#### OBJECTIVE
Print the complete set of entries exactly.

#### ITEMS
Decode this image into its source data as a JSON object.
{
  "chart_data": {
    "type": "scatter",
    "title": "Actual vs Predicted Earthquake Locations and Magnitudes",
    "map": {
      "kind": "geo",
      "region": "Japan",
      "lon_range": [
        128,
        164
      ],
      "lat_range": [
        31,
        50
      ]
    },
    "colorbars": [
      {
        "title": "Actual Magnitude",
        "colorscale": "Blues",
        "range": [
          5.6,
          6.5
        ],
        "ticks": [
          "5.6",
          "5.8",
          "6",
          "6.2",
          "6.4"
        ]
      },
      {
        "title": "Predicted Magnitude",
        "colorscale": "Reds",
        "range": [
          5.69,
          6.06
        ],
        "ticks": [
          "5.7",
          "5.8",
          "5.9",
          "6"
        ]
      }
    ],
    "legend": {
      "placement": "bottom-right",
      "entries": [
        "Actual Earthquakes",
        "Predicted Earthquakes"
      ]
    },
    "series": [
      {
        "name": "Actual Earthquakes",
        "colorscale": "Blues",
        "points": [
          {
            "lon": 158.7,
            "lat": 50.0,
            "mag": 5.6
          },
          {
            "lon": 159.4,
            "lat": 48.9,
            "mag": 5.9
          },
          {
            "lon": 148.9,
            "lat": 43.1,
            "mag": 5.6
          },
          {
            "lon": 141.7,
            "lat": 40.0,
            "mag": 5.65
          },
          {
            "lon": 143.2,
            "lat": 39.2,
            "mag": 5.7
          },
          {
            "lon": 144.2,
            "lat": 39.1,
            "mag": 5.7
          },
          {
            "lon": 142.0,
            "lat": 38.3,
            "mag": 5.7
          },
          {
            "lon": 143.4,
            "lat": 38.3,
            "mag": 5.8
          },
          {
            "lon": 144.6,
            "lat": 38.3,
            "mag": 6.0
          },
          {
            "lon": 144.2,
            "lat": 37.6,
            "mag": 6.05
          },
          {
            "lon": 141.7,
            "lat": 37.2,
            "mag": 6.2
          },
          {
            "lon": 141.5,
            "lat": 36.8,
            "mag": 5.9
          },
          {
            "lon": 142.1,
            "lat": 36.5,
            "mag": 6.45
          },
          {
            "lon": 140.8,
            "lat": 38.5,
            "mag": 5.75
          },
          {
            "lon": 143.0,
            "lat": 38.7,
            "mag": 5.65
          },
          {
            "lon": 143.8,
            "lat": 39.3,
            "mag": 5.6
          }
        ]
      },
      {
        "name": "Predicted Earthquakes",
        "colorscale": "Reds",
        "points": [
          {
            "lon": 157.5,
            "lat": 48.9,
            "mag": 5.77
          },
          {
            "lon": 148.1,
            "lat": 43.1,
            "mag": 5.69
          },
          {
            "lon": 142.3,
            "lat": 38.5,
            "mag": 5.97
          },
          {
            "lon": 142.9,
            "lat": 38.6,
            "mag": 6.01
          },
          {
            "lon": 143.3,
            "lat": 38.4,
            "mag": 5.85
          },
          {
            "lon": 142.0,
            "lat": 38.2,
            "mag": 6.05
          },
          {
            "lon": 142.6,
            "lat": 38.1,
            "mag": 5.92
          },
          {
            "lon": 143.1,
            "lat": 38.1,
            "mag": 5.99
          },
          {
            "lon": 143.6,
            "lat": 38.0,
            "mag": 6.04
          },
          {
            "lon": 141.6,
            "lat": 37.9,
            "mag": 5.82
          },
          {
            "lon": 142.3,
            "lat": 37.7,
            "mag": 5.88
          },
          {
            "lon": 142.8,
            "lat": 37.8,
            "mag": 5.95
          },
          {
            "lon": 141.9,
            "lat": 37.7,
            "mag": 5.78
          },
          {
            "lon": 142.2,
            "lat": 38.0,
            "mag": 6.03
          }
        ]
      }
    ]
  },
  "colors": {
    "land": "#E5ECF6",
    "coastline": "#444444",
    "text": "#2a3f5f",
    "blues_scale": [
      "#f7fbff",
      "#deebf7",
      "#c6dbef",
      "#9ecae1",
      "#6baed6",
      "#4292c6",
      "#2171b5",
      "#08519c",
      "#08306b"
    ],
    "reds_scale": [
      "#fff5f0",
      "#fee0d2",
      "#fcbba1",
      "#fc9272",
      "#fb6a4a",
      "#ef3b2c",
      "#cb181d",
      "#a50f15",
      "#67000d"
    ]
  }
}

#### WRITTEN RESPONSE
Decode this image into its source data as a JSON object.
{
  "chart_data": {
    "type": "scatter",
    "title": "Actual vs Predicted Earthquake Locations and Magnitudes",
    "map": {
      "kind": "geo",
      "region": "Japan",
      "lon_range": [
        128,
        164
      ],
      "lat_range": [
        31,
        50
      ]
    },
    "colorbars": [
      {
        "title": "Actual Magnitude",
        "colorscale": "Blues",
        "range": [
          5.6,
          6.5
        ],
        "ticks": [
          "5.6",
          "5.8",
          "6",
          "6.2",
          "6.4"
        ]
      },
      {
        "title": "Predicted Magnitude",
        "colorscale": "Reds",
        "range": [
          5.69,
          6.06
        ],
        "ticks": [
          "5.7",
          "5.8",
          "5.9",
          "6"
        ]
      }
    ],
    "legend": {
      "placement": "bottom-right",
      "entries": [
        "Actual Earthquakes",
        "Predicted Earthquakes"
      ]
    },
    "series": [
      {
        "name": "Actual Earthquakes",
        "colorscale": "Blues",
        "points": [
          {
            "lon": 158.7,
            "lat": 50.0,
            "mag": 5.6
          },
          {
            "lon": 159.4,
            "lat": 48.9,
            "mag": 5.9
          },
          {
            "lon": 148.9,
            "lat": 43.1,
            "mag": 5.6
          },
          {
            "lon": 141.7,
            "lat": 40.0,
            "mag": 5.65
          },
          {
            "lon": 143.2,
            "lat": 39.2,
            "mag": 5.7
          },
          {
            "lon": 144.2,
            "lat": 39.1,
            "mag": 5.7
          },
          {
            "lon": 142.0,
            "lat": 38.3,
            "mag": 5.7
          },
          {
            "lon": 143.4,
            "lat": 38.3,
            "mag": 5.8
          },
          {
            "lon": 144.6,
            "lat": 38.3,
            "mag": 6.0
          },
          {
            "lon": 144.2,
            "lat": 37.6,
            "mag": 6.05
          },
          {
            "lon": 141.7,
            "lat": 37.2,
            "mag": 6.2
          },
          {
            "lon": 141.5,
            "lat": 36.8,
            "mag": 5.9
          },
          {
            "lon": 142.1,
            "lat": 36.5,
            "mag": 6.45
          },
          {
            "lon": 140.8,
            "lat": 38.5,
            "mag": 5.75
          },
          {
            "lon": 143.0,
            "lat": 38.7,
            "mag": 5.65
          },
          {
            "lon": 143.8,
            "lat": 39.3,
            "mag": 5.6
          }
        ]
      },
      {
        "name": "Predicted Earthquakes",
        "colorscale": "Reds",
        "points": [
          {
            "lon": 157.5,
            "lat": 48.9,
            "mag": 5.77
          },
          {
            "lon": 148.1,
            "lat": 43.1,
            "mag": 5.69
          },
          {
            "lon": 142.3,
            "lat": 38.5,
            "mag": 5.97
          },
          {
            "lon": 142.9,
            "lat": 38.6,
            "mag": 6.01
          },
          {
            "lon": 143.3,
            "lat": 38.4,
            "mag": 5.85
          },
          {
            "lon": 142.0,
            "lat": 38.2,
            "mag": 6.05
          },
          {
            "lon": 142.6,
            "lat": 38.1,
            "mag": 5.92
          },
          {
            "lon": 143.1,
            "lat": 38.1,
            "mag": 5.99
          },
          {
            "lon": 143.6,
            "lat": 38.0,
            "mag": 6.04
          },
          {
            "lon": 141.6,
            "lat": 37.9,
            "mag": 5.82
          },
          {
            "lon": 142.3,
            "lat": 37.7,
            "mag": 5.88
          },
          {
            "lon": 142.8,
            "lat": 37.8,
            "mag": 5.95
          },
          {
            "lon": 141.9,
            "lat": 37.7,
            "mag": 5.78
          },
          {
            "lon": 142.2,
            "lat": 38.0,
            "mag": 6.03
          }
        ]
      }
    ]
  },
  "colors": {
    "land": "#E5ECF6",
    "coastline": "#444444",
    "text": "#2a3f5f",
    "blues_scale": [
      "#f7fbff",
      "#deebf7",
      "#c6dbef",
      "#9ecae1",
      "#6baed6",
      "#4292c6",
      "#2171b5",
      "#08519c",
      "#08306b"
    ],
    "reds_scale": [
      "#fff5f0",
      "#fee0d2",
      "#fcbba1",
      "#fc9272",
      "#fb6a4a",
      "#ef3b2c",
      "#cb181d",
      "#a50f15",
      "#67000d"
    ]
  }
}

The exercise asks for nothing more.